**Given passage**.
Joel Stave (born May 16, 1992) is a former American football quarterback. He played college football at Wisconsin.

High school career
Joel Stave attended Whitnall High School in Greenfield, Wisconsin, where he was a three-year letter winner in football and track and field and two in basketball. As a junior, Stave passed for 4,459 yards and 39 touchdowns and ran for an additional five touchdowns. He was honorable mention all-state by the WFCA, first-team all-region, all-suburban, all-conference, and second-team all-area as a junior. As a senior, Stave threw for 3,635 yards and 47 touchdowns and ran for an additional 2,346 yards and seven touchdowns. He earned first-team all-state honors by the WFCA, honorable mention A.P. all-state honors, unanimous conference player of the year, first-team all-conference and second-team all-region as a senior. In his career with Whitnall, Stave threw for 5,094 yards and 41 touchdowns and added 12 rushing touchdowns.

**Data excerpts**.
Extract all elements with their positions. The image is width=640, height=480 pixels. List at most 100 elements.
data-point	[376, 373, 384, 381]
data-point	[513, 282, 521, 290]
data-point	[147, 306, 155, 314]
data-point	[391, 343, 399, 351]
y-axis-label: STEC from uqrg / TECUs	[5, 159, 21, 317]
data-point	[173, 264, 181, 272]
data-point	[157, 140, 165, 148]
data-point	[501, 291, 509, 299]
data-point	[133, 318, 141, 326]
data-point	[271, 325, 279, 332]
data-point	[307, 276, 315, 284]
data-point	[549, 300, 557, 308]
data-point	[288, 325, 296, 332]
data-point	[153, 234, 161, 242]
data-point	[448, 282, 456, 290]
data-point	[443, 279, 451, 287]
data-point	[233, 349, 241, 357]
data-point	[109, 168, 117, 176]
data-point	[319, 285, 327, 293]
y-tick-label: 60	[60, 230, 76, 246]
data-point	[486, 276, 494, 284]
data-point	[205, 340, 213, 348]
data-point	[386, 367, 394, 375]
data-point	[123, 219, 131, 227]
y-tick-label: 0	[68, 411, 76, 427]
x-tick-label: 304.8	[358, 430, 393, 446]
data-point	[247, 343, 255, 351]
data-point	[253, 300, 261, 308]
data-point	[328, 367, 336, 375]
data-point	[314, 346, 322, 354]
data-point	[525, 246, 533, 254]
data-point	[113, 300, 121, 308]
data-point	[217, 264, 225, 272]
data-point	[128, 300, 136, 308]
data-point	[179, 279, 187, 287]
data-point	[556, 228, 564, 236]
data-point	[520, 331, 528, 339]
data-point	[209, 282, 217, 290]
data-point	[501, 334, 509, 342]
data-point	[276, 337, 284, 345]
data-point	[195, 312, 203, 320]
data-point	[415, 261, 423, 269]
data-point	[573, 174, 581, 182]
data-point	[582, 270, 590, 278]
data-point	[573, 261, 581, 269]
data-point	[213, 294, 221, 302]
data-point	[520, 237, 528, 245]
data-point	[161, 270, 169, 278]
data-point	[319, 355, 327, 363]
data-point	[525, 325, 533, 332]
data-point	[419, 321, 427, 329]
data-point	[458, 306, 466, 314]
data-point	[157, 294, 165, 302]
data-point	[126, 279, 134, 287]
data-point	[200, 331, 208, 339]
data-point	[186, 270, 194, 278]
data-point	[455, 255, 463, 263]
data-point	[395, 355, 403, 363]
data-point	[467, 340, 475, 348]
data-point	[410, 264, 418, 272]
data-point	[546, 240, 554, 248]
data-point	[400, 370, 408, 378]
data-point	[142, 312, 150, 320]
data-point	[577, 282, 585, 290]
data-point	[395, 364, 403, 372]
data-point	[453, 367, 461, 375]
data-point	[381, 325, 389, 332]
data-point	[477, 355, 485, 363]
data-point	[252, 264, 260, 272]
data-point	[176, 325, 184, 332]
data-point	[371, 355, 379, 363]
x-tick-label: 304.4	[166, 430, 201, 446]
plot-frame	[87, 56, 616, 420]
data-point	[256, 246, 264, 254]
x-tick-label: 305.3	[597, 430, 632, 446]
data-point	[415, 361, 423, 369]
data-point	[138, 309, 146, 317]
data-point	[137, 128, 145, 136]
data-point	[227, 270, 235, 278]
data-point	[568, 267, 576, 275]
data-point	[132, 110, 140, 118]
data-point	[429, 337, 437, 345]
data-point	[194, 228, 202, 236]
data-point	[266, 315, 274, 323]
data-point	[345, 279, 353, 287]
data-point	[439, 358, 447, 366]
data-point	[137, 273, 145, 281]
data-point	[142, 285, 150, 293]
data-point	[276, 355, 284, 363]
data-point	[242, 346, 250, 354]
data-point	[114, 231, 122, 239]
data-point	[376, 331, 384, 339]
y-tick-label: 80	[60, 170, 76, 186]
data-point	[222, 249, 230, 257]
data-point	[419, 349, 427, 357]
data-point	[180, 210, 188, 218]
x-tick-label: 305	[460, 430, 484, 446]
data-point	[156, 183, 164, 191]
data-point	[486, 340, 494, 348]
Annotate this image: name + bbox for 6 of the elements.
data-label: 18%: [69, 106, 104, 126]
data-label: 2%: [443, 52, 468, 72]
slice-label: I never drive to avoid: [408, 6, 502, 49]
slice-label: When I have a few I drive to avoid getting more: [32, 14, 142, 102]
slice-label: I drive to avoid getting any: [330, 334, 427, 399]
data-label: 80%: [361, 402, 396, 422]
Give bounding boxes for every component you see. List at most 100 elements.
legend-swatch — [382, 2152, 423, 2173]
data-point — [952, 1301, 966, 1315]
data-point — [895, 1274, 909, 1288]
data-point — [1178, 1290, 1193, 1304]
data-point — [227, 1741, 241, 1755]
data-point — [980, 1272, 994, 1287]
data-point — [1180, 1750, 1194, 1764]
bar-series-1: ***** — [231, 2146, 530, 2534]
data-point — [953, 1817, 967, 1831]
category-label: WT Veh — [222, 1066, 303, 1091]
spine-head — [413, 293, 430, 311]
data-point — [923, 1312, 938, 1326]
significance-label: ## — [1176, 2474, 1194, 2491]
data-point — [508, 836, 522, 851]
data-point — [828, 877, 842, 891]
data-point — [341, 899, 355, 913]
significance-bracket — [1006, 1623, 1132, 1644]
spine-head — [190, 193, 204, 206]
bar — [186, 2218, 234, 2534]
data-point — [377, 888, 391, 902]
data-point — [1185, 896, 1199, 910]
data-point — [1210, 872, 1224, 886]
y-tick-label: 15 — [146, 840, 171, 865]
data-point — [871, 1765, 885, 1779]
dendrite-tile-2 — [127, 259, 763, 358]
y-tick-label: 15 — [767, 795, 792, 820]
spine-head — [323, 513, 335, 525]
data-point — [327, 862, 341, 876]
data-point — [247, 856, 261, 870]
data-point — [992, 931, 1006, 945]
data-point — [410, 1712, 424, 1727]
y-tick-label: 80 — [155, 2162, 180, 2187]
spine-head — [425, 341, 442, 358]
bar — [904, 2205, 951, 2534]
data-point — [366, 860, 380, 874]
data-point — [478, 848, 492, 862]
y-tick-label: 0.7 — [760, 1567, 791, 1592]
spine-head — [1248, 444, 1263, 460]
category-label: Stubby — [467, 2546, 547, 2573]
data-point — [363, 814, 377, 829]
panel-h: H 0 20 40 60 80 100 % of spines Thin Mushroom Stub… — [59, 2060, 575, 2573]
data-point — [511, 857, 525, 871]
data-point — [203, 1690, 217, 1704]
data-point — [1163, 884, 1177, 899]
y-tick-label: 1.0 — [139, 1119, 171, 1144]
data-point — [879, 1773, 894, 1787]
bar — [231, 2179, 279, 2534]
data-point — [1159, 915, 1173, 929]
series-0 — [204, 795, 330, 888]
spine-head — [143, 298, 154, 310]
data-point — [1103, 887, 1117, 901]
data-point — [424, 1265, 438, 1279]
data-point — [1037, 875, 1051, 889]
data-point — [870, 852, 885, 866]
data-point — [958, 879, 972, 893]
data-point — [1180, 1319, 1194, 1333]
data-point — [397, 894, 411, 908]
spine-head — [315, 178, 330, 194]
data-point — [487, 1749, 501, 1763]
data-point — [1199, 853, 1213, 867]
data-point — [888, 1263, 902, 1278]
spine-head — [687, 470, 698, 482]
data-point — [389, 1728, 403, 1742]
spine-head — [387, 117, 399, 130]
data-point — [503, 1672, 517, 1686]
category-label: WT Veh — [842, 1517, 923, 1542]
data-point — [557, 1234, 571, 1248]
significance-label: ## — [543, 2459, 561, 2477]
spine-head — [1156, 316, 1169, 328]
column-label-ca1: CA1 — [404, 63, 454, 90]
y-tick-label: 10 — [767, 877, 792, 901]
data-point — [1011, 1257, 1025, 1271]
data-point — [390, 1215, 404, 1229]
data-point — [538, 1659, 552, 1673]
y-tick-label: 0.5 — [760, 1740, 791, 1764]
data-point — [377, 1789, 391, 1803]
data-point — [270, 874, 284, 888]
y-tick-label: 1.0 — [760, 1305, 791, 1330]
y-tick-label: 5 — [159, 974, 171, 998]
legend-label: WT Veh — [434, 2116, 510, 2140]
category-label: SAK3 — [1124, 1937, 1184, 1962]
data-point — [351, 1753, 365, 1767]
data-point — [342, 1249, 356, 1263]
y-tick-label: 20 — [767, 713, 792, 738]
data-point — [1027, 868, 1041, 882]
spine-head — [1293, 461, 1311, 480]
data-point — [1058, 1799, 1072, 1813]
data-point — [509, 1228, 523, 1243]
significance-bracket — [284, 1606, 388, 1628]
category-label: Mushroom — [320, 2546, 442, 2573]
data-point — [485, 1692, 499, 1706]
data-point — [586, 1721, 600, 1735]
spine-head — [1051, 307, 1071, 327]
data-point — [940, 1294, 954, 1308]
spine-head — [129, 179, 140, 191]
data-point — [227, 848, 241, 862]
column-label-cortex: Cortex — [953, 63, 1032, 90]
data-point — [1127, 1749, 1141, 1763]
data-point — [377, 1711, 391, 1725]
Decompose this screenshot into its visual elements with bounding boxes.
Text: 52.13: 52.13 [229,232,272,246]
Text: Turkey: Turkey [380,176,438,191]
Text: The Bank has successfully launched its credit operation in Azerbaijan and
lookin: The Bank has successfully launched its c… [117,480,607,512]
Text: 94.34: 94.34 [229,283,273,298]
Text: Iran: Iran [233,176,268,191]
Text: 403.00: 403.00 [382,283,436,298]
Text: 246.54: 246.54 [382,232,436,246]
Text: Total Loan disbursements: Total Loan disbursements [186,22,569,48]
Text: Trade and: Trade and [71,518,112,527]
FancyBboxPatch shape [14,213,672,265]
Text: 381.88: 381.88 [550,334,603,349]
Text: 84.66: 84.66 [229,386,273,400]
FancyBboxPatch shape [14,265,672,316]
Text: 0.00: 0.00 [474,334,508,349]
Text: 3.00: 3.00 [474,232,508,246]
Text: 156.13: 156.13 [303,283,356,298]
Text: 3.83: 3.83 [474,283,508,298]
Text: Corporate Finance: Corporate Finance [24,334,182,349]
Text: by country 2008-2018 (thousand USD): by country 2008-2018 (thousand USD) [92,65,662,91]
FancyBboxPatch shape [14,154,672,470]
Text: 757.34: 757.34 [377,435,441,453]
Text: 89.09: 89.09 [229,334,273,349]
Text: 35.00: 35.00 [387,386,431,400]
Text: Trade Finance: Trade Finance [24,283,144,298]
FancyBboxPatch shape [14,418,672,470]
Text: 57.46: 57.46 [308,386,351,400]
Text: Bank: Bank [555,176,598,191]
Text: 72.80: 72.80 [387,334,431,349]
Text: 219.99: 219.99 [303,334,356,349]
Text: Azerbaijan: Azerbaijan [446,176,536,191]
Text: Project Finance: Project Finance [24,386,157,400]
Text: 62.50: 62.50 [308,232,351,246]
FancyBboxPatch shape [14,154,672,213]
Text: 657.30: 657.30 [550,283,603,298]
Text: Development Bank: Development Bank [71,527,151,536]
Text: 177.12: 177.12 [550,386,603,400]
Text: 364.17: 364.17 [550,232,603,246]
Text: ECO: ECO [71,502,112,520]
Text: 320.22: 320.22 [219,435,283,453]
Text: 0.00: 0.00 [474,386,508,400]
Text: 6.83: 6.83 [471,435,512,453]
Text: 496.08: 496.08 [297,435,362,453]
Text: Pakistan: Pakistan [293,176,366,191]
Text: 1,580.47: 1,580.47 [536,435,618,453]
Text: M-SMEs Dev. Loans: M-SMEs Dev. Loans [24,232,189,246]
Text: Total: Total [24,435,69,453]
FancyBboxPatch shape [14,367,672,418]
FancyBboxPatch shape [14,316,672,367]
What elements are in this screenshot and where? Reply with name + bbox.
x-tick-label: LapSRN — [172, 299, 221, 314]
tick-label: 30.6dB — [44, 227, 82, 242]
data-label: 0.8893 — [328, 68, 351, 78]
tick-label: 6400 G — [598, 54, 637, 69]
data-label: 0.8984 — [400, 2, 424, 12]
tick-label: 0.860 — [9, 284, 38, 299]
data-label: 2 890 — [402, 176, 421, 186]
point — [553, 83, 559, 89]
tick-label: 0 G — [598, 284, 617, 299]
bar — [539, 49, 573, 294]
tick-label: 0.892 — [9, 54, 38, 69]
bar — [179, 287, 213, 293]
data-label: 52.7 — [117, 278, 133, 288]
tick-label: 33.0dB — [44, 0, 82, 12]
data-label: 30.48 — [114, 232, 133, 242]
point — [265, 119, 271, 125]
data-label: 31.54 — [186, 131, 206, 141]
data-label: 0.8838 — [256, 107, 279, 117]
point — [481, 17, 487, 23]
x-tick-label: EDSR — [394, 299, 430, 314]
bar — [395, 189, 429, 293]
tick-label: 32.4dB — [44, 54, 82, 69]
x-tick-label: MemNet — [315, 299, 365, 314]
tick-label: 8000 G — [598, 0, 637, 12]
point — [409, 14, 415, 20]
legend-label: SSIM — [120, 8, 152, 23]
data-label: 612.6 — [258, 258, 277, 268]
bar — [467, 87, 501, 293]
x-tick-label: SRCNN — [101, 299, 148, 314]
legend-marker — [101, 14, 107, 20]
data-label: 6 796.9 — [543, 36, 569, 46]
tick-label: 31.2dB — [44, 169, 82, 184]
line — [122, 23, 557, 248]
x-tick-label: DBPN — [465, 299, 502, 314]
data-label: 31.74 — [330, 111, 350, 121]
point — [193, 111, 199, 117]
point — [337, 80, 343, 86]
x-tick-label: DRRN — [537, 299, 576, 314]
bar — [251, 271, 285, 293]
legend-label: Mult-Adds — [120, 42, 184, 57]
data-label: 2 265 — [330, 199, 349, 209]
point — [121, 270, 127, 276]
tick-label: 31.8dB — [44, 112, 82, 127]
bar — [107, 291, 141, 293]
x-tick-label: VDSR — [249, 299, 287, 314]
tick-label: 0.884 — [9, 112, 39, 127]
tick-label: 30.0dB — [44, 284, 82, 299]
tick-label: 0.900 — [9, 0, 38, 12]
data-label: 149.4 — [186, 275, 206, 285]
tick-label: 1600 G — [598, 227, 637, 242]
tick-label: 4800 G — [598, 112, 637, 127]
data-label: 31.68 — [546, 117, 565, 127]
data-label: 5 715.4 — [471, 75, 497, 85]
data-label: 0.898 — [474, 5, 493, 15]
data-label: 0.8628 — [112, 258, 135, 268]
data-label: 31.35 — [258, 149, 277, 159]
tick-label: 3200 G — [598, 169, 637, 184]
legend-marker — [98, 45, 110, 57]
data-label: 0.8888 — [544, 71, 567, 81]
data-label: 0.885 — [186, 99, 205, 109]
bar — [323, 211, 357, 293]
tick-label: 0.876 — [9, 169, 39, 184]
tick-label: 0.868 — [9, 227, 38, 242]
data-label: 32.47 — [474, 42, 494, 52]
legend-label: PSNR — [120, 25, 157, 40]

**What this exercise asks**.
1. Summarize the passage on Joel Stave in two sentences.
2. List every honor that the passage on Joel Stave says he earned as a senior.
3. According to the passage on Joel Stave, in what city is Whitnall High School located?

**Solution set**.
1. Joel Stave, born May 16, 1992, is a former American football quarterback who played college football at Wisconsin. At Whitnall High School in Greenfield, Wisconsin, he lettered in football, track and field, and basketball and won all-state and conference honors as a junior and senior.

2.
- First-team all-state honors by the WFCA
- Honorable mention A.P. all-state honors
- Unanimous conference player of the year
- First-team all-conference
- Second-team all-region

3. Greenfield, Wisconsin.